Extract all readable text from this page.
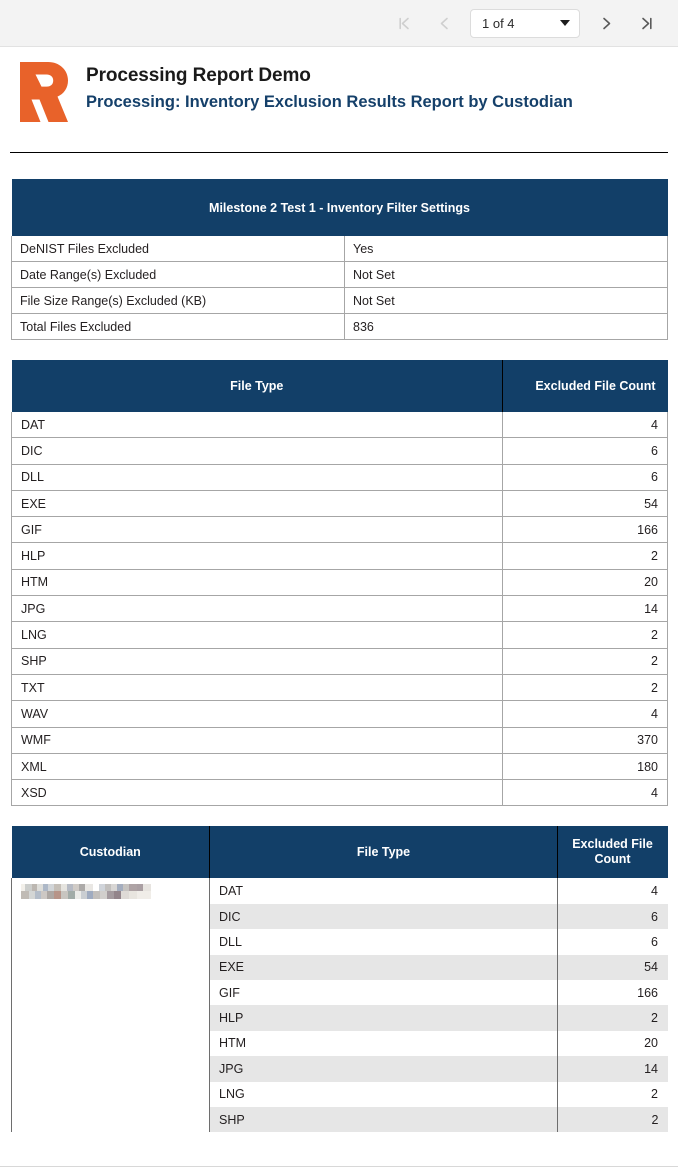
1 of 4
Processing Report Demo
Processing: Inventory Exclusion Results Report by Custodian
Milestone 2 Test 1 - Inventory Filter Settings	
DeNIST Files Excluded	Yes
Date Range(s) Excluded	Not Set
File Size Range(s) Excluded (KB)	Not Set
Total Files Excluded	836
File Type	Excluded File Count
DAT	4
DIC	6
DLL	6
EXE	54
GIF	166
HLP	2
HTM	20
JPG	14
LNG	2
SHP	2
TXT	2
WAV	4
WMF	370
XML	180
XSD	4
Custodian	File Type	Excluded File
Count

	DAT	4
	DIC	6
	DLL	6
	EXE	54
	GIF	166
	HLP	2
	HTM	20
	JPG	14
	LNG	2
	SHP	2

● What to work on
Scan the data for the word "Custodian" and copy every line where it shows up.

● Written answer
Processing: Inventory Exclusion Results Report by Custodian
Custodian	File Type	Excluded File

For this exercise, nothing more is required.